DOCUMENT SECTION Block Start
Michael Fuller commented on XERCESC-1368:
-----------------------------------------

We've run into this issue elsewhere in code we maintain.  We too make
extensive use of catch(...).

Under Unix, this isn't an issue because segmentation faults, div. by
zero, etc.  get turned into signals.  If an application wants to try
to cope with these faults, it should set up the appropriate signal
handler.

Under Windows, they get turned into pseudo-exceptions.  The right way
to cope with these pseudo-exceptions is to use a vectored exception handler.
An application that cares about DIV0, SEGV, etc. should set up a
vectored exception handler:
  http://msdn.microsoft.com/library/default.asp?url=/library/en-us/debug/base/vectoredhandler.asp

(For older versions of Windows, you have to use _set_se_translator()
instead.)

In either case, it's an application level decision how to cope with
SEGV, DIV0, etc.  Under Unix, you use a signal handler; or not.
Under Windows, you use a VectoredHandler; or not.
A library -- such as Xerces -- should *not* make that decision.
Any application that wants to can install a VectoredHandler;
The Xerces library shouldn't take that decision away from the
application developer.

I suggest we should close this issue as a "not broken, won't fix".
DOCUMENT SECTION Block End
MATERIAL SUPPLIED Block Start
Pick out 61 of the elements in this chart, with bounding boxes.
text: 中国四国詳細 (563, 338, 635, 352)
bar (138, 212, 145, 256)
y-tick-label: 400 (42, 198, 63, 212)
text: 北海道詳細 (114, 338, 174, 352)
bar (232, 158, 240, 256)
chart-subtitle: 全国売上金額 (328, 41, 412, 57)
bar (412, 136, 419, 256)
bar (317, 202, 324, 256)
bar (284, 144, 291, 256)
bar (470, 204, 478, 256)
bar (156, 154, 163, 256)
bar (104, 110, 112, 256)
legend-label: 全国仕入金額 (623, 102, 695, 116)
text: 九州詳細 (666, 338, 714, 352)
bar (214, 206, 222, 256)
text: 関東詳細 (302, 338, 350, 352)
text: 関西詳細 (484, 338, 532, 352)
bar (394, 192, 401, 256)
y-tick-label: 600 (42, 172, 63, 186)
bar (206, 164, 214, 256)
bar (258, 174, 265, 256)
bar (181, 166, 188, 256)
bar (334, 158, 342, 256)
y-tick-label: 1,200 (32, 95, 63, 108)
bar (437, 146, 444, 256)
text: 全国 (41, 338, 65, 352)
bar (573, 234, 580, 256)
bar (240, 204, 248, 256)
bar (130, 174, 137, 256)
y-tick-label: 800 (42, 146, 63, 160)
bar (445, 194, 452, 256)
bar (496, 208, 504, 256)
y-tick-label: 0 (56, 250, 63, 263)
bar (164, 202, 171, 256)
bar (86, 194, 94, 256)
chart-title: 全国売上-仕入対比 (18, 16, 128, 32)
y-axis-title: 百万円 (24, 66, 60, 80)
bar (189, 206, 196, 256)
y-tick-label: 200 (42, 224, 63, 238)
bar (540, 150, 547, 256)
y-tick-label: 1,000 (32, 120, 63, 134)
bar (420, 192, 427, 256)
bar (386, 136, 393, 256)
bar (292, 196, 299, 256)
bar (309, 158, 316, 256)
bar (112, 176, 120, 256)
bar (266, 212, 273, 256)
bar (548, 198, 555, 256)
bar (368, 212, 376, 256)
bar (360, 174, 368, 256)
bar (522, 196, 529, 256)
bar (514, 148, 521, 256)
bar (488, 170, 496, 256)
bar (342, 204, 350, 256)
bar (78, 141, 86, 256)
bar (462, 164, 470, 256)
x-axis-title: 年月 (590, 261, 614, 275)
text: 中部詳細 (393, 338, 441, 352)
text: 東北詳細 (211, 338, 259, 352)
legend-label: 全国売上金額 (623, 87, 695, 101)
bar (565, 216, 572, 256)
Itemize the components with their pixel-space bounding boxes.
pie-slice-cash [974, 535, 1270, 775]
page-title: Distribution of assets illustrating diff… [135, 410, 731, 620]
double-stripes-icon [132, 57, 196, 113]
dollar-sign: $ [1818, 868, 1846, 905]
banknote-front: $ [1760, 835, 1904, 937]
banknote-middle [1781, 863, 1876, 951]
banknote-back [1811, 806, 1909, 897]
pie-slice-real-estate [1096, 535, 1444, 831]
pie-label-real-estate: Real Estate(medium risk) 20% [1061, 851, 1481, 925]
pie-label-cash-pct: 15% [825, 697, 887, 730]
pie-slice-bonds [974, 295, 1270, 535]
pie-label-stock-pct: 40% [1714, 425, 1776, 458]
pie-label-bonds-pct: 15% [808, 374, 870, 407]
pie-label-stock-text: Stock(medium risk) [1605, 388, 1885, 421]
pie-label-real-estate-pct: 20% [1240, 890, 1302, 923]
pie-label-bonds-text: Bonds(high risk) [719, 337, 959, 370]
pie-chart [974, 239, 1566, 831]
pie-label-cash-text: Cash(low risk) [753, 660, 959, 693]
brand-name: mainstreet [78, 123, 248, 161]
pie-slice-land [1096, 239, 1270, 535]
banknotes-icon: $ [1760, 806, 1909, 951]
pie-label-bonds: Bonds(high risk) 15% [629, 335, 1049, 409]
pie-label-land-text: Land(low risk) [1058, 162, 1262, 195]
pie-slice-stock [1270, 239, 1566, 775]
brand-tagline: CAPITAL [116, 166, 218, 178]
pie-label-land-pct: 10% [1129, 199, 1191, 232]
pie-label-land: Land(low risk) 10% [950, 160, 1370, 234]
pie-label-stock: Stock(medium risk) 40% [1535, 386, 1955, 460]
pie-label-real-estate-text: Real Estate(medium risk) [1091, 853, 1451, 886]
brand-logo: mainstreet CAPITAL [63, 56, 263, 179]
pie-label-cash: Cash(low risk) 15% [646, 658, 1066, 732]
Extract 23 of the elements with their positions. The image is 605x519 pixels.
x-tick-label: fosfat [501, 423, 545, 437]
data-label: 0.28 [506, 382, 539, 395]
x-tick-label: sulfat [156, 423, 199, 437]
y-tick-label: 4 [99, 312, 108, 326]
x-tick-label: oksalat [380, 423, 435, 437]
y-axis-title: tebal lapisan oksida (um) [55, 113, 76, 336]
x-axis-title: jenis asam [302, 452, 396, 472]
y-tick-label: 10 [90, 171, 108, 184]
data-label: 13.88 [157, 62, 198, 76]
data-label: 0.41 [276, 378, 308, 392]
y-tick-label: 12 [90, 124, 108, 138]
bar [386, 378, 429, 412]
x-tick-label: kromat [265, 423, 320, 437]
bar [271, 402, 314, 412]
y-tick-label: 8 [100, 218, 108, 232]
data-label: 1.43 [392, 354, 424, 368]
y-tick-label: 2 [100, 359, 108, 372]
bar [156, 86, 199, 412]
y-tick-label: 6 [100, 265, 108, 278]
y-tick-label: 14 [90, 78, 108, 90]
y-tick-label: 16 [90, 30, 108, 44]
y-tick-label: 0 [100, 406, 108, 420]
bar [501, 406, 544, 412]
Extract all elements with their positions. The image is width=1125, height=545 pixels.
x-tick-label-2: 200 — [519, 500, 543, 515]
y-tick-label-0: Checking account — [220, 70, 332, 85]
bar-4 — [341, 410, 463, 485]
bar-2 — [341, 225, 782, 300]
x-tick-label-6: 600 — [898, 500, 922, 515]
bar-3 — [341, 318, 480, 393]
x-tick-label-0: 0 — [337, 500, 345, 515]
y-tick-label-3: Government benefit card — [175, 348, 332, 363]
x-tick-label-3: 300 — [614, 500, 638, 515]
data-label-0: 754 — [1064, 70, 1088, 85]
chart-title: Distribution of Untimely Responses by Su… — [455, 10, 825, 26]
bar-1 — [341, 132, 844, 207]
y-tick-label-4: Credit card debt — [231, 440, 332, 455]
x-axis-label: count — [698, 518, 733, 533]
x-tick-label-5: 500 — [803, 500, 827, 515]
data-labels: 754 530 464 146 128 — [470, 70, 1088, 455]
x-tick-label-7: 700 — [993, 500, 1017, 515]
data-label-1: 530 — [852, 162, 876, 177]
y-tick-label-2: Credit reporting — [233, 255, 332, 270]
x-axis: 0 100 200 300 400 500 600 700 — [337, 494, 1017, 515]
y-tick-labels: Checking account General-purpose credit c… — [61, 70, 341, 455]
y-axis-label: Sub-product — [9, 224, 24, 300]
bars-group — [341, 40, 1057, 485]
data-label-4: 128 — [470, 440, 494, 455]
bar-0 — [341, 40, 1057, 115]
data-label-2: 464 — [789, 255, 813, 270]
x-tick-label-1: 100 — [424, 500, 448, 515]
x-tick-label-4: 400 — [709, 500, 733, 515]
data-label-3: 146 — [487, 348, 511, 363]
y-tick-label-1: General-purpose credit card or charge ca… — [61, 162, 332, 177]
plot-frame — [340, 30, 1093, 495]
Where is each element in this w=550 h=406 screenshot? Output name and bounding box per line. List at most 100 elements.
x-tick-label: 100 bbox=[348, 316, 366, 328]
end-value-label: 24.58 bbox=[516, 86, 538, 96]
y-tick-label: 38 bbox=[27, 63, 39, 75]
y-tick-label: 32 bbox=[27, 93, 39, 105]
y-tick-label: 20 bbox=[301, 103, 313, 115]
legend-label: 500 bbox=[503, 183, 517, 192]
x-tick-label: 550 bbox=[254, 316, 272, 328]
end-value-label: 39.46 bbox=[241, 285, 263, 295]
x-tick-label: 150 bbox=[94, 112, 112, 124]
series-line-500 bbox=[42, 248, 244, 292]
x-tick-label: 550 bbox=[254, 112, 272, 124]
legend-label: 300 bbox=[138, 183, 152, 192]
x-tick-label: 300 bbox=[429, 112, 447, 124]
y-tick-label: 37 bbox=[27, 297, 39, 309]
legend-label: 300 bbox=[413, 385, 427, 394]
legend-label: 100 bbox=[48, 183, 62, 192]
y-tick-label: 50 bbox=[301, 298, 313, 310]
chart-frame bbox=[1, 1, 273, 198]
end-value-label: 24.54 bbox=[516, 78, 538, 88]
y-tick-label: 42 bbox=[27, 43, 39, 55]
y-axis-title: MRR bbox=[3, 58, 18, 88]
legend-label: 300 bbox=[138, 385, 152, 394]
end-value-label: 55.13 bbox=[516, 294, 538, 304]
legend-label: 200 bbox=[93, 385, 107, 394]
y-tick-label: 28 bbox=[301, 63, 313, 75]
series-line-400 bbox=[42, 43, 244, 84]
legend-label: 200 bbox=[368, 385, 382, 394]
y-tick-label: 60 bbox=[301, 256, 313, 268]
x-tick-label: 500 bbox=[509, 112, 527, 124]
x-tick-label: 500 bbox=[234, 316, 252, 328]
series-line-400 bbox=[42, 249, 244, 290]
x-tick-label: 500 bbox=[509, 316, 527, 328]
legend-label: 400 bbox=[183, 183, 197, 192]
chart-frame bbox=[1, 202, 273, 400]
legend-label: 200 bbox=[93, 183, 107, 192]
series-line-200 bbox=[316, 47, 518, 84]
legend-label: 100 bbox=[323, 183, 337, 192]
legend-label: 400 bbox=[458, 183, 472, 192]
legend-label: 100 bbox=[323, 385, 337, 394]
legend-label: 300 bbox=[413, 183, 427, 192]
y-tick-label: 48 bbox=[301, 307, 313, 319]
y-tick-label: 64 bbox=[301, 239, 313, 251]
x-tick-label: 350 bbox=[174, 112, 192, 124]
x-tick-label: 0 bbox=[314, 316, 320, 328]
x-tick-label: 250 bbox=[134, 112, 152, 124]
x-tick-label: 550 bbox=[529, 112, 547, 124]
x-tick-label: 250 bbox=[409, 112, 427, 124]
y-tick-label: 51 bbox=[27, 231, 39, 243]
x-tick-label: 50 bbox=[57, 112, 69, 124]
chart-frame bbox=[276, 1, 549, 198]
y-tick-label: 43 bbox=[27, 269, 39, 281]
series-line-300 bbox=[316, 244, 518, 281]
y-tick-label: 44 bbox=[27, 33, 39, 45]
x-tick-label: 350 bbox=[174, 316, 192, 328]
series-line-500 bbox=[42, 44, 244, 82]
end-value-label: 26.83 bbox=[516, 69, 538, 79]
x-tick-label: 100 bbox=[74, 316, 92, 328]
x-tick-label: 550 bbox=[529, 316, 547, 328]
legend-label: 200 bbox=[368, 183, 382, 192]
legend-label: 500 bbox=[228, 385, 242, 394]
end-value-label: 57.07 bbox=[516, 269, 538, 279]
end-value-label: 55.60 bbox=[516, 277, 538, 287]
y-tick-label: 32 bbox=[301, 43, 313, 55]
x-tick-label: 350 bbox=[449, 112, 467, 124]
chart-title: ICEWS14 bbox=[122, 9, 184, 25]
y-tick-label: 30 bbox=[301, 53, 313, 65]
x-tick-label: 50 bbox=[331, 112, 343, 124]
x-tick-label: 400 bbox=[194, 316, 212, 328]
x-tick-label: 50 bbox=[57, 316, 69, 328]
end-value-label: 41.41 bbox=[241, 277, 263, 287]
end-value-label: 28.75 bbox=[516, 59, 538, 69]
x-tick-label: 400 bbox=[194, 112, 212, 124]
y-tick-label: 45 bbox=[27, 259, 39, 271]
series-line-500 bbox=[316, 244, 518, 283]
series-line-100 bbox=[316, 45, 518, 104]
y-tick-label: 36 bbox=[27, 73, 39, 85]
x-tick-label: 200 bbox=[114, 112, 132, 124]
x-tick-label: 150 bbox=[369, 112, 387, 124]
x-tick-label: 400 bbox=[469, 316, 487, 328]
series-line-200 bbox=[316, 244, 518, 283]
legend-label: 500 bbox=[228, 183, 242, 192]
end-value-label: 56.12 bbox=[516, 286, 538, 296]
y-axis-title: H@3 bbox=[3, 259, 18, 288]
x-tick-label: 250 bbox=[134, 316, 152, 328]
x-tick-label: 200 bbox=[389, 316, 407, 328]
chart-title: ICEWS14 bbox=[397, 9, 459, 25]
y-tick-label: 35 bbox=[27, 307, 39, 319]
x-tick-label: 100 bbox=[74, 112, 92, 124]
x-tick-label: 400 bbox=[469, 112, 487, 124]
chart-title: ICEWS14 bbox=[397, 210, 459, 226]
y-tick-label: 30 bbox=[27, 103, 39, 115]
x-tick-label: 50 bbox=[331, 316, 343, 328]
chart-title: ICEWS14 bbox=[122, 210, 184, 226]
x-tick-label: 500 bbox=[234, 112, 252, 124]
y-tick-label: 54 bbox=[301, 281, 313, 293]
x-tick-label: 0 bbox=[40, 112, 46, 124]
MATERIAL SUPPLIED Block End
▸ **APPLY WHAT YOU READ**:
• a. According to the issue comment, what should an application on Windows set up to handle DIV0 and SEGV?
• b. Reproduce the issue comment word for word, from "Michael Fuller commented" to "use of catch(...).", inclusive.

▸ **SET OF ANSWERS**:
• a. A vectored exception handler.

• b.
Michael Fuller commented on XERCESC-1368:
-----------------------------------------

We've run into this issue elsewhere in code we maintain.  We too make
extensive use of catch(...).